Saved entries
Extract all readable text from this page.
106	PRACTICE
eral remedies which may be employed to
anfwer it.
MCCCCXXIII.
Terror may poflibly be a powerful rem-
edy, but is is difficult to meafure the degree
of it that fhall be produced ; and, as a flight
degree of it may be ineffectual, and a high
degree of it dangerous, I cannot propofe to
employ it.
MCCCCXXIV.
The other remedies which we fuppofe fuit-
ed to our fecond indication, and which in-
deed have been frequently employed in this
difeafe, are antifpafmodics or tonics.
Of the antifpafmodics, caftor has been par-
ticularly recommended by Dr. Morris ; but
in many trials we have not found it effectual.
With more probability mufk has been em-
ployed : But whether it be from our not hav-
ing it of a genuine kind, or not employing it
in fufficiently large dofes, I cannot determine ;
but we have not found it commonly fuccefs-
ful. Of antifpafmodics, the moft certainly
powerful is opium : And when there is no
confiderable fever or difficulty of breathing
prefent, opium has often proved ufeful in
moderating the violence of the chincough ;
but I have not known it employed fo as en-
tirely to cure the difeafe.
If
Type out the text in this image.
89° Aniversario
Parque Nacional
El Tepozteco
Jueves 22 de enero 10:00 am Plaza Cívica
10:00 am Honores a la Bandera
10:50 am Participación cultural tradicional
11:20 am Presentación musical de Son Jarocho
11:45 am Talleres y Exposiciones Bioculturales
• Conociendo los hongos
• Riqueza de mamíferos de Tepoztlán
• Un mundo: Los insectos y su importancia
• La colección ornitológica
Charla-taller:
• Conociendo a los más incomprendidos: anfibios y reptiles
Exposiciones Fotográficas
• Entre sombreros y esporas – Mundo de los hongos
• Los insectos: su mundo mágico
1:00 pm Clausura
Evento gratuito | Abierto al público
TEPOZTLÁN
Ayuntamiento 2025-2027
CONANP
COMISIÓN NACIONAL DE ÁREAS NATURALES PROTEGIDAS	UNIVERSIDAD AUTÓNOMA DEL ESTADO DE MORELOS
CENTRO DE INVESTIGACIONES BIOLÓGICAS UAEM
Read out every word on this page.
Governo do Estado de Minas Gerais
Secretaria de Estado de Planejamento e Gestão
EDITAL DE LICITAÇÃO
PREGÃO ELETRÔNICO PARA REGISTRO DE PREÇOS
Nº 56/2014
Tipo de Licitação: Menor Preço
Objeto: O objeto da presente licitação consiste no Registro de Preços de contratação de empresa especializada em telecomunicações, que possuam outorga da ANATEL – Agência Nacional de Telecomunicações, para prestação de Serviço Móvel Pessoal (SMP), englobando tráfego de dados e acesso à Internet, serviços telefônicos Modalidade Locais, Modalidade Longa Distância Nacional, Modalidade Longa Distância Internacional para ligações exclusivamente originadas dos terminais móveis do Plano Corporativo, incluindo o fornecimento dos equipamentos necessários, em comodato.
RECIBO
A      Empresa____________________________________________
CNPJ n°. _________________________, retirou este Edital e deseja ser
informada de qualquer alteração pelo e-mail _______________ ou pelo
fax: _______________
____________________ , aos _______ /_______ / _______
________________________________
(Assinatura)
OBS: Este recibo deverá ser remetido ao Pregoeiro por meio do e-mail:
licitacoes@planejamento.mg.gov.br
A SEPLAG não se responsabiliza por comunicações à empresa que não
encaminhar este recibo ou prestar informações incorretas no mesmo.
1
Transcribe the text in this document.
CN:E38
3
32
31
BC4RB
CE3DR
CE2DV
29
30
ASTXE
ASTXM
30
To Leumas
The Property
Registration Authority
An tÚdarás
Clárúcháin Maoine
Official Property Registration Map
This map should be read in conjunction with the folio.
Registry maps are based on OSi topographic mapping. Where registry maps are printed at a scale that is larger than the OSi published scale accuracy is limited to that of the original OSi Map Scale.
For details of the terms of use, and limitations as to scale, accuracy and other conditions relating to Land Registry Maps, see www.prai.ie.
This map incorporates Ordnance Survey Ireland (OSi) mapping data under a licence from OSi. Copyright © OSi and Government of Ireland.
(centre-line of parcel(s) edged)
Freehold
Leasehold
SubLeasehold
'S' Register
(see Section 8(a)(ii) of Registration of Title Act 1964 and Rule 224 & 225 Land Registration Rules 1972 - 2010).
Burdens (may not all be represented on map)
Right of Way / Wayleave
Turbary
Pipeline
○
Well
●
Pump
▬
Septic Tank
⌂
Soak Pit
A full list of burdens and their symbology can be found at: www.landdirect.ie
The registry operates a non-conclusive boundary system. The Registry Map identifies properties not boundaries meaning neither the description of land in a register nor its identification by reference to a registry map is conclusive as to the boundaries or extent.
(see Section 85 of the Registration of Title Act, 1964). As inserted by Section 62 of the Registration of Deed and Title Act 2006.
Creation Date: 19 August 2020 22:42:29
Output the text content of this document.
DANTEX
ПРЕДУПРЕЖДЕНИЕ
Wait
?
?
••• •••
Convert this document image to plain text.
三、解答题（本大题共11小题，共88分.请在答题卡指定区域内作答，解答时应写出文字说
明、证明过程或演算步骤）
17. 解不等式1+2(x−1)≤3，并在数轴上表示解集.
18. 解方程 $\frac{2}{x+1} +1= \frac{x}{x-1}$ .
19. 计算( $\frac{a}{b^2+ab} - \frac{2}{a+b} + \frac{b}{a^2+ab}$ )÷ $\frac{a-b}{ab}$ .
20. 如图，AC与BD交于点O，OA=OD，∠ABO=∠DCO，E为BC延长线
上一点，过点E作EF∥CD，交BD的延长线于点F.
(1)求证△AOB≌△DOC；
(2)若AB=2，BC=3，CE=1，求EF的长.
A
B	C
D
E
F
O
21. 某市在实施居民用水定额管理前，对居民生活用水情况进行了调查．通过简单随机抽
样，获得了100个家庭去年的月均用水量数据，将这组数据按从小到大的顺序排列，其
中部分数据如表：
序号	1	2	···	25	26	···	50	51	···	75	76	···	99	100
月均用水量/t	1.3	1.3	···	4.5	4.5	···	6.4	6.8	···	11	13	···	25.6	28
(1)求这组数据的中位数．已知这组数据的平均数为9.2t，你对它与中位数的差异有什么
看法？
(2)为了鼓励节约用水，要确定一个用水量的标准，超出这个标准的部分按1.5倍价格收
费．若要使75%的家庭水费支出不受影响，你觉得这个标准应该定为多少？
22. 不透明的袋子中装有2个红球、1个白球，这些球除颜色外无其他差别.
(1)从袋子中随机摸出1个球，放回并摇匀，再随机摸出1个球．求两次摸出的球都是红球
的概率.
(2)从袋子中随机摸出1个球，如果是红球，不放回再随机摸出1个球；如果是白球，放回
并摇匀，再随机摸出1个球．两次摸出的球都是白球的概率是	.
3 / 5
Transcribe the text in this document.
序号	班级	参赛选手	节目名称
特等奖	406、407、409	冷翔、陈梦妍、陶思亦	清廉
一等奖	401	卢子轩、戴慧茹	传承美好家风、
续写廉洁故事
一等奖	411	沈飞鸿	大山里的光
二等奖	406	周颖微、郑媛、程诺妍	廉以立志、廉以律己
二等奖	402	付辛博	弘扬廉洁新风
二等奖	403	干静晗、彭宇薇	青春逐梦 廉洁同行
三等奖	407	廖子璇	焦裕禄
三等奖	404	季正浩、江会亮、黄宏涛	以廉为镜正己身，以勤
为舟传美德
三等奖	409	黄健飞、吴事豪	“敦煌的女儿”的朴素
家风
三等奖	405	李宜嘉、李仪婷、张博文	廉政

* [Request] Select and copy every line of the material that holds the string "Registration".

* [Answer]
Registration Authority
Official Property Registration Map
(see Section 8(a)(ii) of Registration of Title Act 1964 and Rule 224 & 225 Land Registration Rules 1972 - 2010).
(see Section 85 of the Registration of Title Act, 1964). As inserted by Section 62 of the Registration of Deed and Title Act 2006.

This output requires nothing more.